Brief: Your task is to repeat all of the material exactly.

Stored data:
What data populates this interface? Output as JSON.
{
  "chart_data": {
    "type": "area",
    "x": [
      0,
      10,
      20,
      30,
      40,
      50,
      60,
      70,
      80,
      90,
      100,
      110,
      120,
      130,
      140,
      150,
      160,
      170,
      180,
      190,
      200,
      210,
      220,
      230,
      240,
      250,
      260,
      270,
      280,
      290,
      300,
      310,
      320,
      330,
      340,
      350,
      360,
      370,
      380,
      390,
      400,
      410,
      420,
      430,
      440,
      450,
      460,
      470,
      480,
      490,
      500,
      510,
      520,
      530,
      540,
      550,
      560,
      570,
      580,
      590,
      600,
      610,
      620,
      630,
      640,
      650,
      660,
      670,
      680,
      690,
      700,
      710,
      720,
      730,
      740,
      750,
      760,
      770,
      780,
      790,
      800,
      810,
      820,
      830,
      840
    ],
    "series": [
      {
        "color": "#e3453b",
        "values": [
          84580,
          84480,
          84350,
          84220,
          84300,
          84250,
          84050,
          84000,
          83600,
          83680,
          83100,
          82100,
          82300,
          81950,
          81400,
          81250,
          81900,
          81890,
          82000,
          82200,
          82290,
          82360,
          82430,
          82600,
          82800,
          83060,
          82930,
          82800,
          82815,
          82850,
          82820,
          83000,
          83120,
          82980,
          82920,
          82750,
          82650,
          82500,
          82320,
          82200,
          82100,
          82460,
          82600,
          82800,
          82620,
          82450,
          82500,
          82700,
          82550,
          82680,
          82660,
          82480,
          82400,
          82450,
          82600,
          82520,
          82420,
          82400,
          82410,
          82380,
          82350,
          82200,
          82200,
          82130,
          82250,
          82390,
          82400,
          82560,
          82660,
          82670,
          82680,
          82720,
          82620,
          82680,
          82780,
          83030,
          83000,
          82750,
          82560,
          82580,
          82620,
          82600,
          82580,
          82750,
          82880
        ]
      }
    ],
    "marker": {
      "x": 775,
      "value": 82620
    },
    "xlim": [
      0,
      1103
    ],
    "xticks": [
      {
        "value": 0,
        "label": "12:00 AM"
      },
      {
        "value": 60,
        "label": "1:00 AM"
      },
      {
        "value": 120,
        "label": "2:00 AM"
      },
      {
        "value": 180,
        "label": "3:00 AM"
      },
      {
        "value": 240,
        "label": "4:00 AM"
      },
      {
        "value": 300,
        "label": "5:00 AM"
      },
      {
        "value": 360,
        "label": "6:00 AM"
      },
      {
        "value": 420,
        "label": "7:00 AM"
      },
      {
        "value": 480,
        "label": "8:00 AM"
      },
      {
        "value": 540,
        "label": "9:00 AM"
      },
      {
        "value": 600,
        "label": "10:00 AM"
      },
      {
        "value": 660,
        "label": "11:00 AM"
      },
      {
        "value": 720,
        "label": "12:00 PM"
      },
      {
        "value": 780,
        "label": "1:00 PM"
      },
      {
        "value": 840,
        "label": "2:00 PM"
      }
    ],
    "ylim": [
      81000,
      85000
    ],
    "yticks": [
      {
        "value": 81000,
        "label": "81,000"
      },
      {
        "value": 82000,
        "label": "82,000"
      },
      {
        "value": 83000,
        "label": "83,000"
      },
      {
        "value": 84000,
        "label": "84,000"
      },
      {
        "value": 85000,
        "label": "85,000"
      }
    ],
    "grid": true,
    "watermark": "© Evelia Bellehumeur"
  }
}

Solution to this task:
What data populates this interface? Output as JSON.
{
  "chart_data": {
    "type": "area",
    "x": [
      0,
      10,
      20,
      30,
      40,
      50,
      60,
      70,
      80,
      90,
      100,
      110,
      120,
      130,
      140,
      150,
      160,
      170,
      180,
      190,
      200,
      210,
      220,
      230,
      240,
      250,
      260,
      270,
      280,
      290,
      300,
      310,
      320,
      330,
      340,
      350,
      360,
      370,
      380,
      390,
      400,
      410,
      420,
      430,
      440,
      450,
      460,
      470,
      480,
      490,
      500,
      510,
      520,
      530,
      540,
      550,
      560,
      570,
      580,
      590,
      600,
      610,
      620,
      630,
      640,
      650,
      660,
      670,
      680,
      690,
      700,
      710,
      720,
      730,
      740,
      750,
      760,
      770,
      780,
      790,
      800,
      810,
      820,
      830,
      840
    ],
    "series": [
      {
        "color": "#e3453b",
        "values": [
          84580,
          84480,
          84350,
          84220,
          84300,
          84250,
          84050,
          84000,
          83600,
          83680,
          83100,
          82100,
          82300,
          81950,
          81400,
          81250,
          81900,
          81890,
          82000,
          82200,
          82290,
          82360,
          82430,
          82600,
          82800,
          83060,
          82930,
          82800,
          82815,
          82850,
          82820,
          83000,
          83120,
          82980,
          82920,
          82750,
          82650,
          82500,
          82320,
          82200,
          82100,
          82460,
          82600,
          82800,
          82620,
          82450,
          82500,
          82700,
          82550,
          82680,
          82660,
          82480,
          82400,
          82450,
          82600,
          82520,
          82420,
          82400,
          82410,
          82380,
          82350,
          82200,
          82200,
          82130,
          82250,
          82390,
          82400,
          82560,
          82660,
          82670,
          82680,
          82720,
          82620,
          82680,
          82780,
          83030,
          83000,
          82750,
          82560,
          82580,
          82620,
          82600,
          82580,
          82750,
          82880
        ]
      }
    ],
    "marker": {
      "x": 775,
      "value": 82620
    },
    "xlim": [
      0,
      1103
    ],
    "xticks": [
      {
        "value": 0,
        "label": "12:00 AM"
      },
      {
        "value": 60,
        "label": "1:00 AM"
      },
      {
        "value": 120,
        "label": "2:00 AM"
      },
      {
        "value": 180,
        "label": "3:00 AM"
      },
      {
        "value": 240,
        "label": "4:00 AM"
      },
      {
        "value": 300,
        "label": "5:00 AM"
      },
      {
        "value": 360,
        "label": "6:00 AM"
      },
      {
        "value": 420,
        "label": "7:00 AM"
      },
      {
        "value": 480,
        "label": "8:00 AM"
      },
      {
        "value": 540,
        "label": "9:00 AM"
      },
      {
        "value": 600,
        "label": "10:00 AM"
      },
      {
        "value": 660,
        "label": "11:00 AM"
      },
      {
        "value": 720,
        "label": "12:00 PM"
      },
      {
        "value": 780,
        "label": "1:00 PM"
      },
      {
        "value": 840,
        "label": "2:00 PM"
      }
    ],
    "ylim": [
      81000,
      85000
    ],
    "yticks": [
      {
        "value": 81000,
        "label": "81,000"
      },
      {
        "value": 82000,
        "label": "82,000"
      },
      {
        "value": 83000,
        "label": "83,000"
      },
      {
        "value": 84000,
        "label": "84,000"
      },
      {
        "value": 85000,
        "label": "85,000"
      }
    ],
    "grid": true,
    "watermark": "© Evelia Bellehumeur"
  }
}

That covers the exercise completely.